#### The problem:
Identify every line containing the word "paste" and reproduce each one.
Data supplied start
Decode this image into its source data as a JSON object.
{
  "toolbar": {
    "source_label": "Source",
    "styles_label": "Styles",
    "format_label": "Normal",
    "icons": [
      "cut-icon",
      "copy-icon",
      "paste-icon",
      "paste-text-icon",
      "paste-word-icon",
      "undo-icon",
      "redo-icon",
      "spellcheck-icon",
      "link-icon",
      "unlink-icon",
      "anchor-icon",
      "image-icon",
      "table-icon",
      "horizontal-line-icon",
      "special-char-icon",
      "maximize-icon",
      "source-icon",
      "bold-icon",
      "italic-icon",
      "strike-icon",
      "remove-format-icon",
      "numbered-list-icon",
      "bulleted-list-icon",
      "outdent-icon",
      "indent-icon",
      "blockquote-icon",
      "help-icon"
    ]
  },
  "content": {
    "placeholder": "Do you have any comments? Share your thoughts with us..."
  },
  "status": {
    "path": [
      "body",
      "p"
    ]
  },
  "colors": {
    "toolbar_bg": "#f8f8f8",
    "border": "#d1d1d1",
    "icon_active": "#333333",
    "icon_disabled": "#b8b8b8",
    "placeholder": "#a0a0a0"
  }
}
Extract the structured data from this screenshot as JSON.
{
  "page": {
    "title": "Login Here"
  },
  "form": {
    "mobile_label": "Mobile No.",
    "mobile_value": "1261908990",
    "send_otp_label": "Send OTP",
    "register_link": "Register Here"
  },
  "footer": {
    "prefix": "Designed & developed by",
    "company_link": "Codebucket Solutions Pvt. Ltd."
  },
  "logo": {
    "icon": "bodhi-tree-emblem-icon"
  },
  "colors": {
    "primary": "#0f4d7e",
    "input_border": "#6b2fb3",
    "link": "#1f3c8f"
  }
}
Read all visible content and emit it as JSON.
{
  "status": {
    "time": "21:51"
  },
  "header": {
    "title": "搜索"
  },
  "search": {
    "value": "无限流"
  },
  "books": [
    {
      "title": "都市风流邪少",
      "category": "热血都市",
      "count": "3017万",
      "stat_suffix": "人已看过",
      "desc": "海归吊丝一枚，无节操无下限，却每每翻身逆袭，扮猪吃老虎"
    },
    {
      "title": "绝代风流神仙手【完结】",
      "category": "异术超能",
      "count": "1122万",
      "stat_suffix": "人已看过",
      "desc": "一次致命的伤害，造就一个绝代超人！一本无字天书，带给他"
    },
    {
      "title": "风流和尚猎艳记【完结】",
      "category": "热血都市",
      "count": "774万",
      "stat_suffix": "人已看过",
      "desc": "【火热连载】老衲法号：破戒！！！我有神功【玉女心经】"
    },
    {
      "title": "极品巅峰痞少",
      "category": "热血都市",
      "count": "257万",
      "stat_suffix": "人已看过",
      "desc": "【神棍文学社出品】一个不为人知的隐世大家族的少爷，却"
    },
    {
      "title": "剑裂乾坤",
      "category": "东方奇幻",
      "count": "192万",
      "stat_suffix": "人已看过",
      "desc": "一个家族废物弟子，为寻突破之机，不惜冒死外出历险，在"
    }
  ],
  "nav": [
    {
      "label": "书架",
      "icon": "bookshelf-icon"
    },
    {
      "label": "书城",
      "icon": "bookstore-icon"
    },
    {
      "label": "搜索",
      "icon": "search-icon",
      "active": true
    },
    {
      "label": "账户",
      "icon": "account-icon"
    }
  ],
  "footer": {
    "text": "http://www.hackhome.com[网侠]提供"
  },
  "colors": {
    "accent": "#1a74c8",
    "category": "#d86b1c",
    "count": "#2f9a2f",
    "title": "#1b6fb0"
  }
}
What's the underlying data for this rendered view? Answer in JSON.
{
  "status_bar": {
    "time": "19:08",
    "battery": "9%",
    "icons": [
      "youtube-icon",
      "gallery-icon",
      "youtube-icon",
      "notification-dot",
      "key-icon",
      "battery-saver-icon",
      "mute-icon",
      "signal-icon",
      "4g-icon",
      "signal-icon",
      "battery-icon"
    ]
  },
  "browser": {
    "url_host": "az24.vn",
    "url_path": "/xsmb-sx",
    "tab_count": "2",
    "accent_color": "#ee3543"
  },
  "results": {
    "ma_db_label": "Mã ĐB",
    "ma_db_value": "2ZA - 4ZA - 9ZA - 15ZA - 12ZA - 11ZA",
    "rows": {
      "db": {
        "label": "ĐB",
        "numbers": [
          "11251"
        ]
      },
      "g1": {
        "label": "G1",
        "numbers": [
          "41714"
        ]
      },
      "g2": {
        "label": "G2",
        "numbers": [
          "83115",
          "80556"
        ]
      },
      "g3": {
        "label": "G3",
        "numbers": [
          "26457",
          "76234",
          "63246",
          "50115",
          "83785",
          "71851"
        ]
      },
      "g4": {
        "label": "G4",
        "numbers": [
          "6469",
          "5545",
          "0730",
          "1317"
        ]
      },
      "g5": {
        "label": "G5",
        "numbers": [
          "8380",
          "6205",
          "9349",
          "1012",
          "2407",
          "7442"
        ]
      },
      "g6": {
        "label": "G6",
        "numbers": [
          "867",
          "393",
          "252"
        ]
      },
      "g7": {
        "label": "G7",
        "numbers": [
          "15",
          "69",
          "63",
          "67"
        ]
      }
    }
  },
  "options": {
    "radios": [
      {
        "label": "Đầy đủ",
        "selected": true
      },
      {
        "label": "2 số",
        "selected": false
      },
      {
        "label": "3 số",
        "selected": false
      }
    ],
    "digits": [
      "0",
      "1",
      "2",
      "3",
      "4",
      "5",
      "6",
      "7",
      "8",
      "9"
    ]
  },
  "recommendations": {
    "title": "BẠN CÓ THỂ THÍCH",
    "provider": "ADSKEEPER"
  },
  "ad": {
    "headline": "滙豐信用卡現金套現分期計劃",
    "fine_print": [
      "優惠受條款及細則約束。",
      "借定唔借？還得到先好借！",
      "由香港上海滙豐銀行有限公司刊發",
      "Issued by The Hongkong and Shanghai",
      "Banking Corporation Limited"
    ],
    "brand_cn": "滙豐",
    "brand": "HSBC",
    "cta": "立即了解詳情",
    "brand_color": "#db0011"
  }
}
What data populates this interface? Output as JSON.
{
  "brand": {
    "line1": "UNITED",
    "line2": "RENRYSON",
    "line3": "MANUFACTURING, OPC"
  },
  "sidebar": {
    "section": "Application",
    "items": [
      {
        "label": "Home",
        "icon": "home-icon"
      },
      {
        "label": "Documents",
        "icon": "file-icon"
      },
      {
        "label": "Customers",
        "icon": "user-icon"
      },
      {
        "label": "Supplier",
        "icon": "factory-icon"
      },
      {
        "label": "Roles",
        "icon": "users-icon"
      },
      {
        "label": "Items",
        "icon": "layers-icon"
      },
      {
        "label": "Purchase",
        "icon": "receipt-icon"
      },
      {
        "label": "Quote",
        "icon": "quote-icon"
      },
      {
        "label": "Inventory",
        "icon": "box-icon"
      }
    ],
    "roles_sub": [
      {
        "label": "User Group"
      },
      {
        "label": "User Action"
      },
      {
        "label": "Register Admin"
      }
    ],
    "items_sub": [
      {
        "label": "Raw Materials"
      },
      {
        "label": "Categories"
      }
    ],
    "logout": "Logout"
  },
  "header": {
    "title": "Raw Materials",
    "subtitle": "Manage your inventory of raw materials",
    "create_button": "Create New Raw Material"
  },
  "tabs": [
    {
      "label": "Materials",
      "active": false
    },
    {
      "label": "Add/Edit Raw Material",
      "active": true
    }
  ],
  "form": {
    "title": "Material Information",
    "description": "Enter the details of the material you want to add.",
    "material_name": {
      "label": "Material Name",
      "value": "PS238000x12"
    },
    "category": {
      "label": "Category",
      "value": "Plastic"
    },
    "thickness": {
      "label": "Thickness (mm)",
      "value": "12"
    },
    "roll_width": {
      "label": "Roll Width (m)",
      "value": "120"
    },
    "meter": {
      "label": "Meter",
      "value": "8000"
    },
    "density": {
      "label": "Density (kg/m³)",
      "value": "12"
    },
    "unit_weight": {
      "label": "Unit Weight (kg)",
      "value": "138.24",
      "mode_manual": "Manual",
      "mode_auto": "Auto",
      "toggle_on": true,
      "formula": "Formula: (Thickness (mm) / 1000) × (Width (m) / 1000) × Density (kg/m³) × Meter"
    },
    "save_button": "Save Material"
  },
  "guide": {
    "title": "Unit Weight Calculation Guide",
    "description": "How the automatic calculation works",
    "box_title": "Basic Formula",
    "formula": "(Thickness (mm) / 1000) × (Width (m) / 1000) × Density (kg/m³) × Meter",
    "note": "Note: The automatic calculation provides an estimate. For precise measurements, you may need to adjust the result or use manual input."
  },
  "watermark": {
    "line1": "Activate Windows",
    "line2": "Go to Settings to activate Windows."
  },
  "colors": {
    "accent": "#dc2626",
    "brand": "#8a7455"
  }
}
Data supplied end
#### Answer:
      "paste-icon",
      "paste-text-icon",
      "paste-word-icon",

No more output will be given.